■ **Complete the following**
1. Answer these questions from the heat soak findings text:
(a) What was the status of Reports 016015-RPT-06, Rev. 4 and 016015-RPT-08, Rev. 4 at the time of the review?
(b) Which table was added to the SCA notebook to show the equipment with the heat soak method applied?
(c) What impact on the ILRT Extension Analysis does the text report?
2. Decide whether each statement agrees with the heat soak findings text. Answer yes or no, and quote the words that decide it.
(a) The proposed solution suggests creating a new table to store the heat soak results.
(b) The reference to Appendix J was kept in the documentation.
(c) The two reports were still drafts after the actual solution.

L-MT-17-002 Appendix 1 Page 4 of 4 Findings and Observations (F&Os) generic cable damage times listed in NUREG/CR-6850, there is no new uncertainty introduced with the heat soak method, except for the damage accrual estimates at temperatures below the damage threshold.

h) Reports 016015-RPT-06, Rev. 4 and 016015-RPT-08, Rev. 4 were draft at the time of the review. They will need to be finalized and signed.

Proposed Solution: Revise the SCA, MCA, and thermal heat soak documentation to clearly address all identified documentation concerns. Many of these can be easily addressed with minor revisions to existing documentation.

The database should be updated to clearly indicate which scenarios have credit for the heat soak method. It would improve the traceability of the data if a new table was created that stored the heat soak results, and new columns created in the SC and MC tables that indicate whether heat soak is being used, and if so point back to the heat soak table for data source.

Basis for Significance: It is not possible to verify that the application of the thermal heat soak method is appropriate or complete.

Actual Solution:

A) Scenarios crediting the heat soak method have been reviewed. The configuration for Group 2 volumes missing from table J-1 in the Single Compartment Analysis notebook has been added to document the scenarios mentioned in this F&O.

B) Table J-7 has been added to the SCA notebook that indicates the equip and equip type that have the heat soak method applied.

C) Reference to Appendix J has been removed. Table E-2 in Attachment E to the MCA report includes the multi-compartment combinations that were considered for heat soak application.

D) Table J-7 has been added to the SCA notebook that indicates the group and fire case for each equipment that was considered for the heat soak application.

E) Additional technical discussion added to the SCA notebook on the low temperature treatment of the heat soak method. The discussion of cable heating at low temperatures is now included in the analysis.

F) Additional discussion on the limits of applicability for the heat soak method has been included in the SCA notebook.

G) Additional discussion added on uncertainty has been added based on the verification and validation study performed on the heat soak analysis.

The Reports 016015-RPT-06, Rev. 4 and 016015-RPT-08, Rev. 4 are final and signed.

Impact on ILRT Extension: This is a documentation F&O and has been resolved. There is no impact on the ILRT Extension Analysis.

■ **Data extracts**
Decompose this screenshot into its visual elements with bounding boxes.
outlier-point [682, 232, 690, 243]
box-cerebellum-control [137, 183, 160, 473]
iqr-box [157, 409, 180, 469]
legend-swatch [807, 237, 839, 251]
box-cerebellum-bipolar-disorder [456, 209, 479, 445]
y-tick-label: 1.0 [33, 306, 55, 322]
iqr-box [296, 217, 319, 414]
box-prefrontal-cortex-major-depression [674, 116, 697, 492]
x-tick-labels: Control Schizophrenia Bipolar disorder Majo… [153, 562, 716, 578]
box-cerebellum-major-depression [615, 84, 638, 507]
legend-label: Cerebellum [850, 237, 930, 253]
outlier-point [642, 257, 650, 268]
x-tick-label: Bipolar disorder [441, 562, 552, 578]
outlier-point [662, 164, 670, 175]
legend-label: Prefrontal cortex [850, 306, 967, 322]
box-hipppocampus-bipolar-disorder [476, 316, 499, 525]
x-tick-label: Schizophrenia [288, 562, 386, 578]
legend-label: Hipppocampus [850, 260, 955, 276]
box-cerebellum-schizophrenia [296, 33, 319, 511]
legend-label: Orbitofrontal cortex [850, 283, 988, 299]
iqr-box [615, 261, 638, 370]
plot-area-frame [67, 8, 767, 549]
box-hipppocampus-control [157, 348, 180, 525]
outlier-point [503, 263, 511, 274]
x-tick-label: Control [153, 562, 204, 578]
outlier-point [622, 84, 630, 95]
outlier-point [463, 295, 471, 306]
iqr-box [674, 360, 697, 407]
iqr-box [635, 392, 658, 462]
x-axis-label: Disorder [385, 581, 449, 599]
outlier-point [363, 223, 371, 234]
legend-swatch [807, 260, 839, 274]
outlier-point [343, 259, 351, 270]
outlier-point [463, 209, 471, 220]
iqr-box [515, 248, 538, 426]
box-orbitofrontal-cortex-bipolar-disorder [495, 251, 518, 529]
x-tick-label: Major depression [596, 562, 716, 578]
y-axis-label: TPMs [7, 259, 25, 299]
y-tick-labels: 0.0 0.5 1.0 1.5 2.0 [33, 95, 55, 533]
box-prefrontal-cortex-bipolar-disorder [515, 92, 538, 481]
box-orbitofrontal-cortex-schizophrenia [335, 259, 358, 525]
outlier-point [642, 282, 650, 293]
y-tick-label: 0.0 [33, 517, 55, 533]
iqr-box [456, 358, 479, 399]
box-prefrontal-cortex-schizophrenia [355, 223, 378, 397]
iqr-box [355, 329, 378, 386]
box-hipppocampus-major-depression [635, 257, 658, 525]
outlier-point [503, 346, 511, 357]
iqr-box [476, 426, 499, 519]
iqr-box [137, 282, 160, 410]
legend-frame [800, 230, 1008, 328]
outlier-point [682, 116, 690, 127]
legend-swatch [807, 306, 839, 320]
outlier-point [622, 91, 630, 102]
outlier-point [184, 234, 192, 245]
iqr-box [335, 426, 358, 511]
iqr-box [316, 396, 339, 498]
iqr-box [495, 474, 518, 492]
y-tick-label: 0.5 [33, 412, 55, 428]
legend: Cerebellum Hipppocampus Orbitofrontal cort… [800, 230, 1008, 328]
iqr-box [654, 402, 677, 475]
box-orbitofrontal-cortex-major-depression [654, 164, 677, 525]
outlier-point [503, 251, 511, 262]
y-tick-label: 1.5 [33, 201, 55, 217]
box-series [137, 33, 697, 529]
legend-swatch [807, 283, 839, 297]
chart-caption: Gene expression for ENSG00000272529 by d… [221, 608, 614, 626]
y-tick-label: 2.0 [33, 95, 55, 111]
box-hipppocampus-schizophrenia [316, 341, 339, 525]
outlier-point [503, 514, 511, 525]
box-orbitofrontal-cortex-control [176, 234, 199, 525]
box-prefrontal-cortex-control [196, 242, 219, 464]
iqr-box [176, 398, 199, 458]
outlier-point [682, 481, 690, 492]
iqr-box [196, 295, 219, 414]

■ **Results**
1.
(a) They were draft.
(b) Table J-7.
(c) None. "There is no impact on the ILRT Extension Analysis."

2.
(a) Yes: "It would improve the traceability of the data if a new table was created that stored the heat soak results"
(b) No: "Reference to Appendix J has been removed."
(c) No: "The Reports 016015-RPT-06, Rev. 4 and 016015-RPT-08, Rev. 4 are final and signed."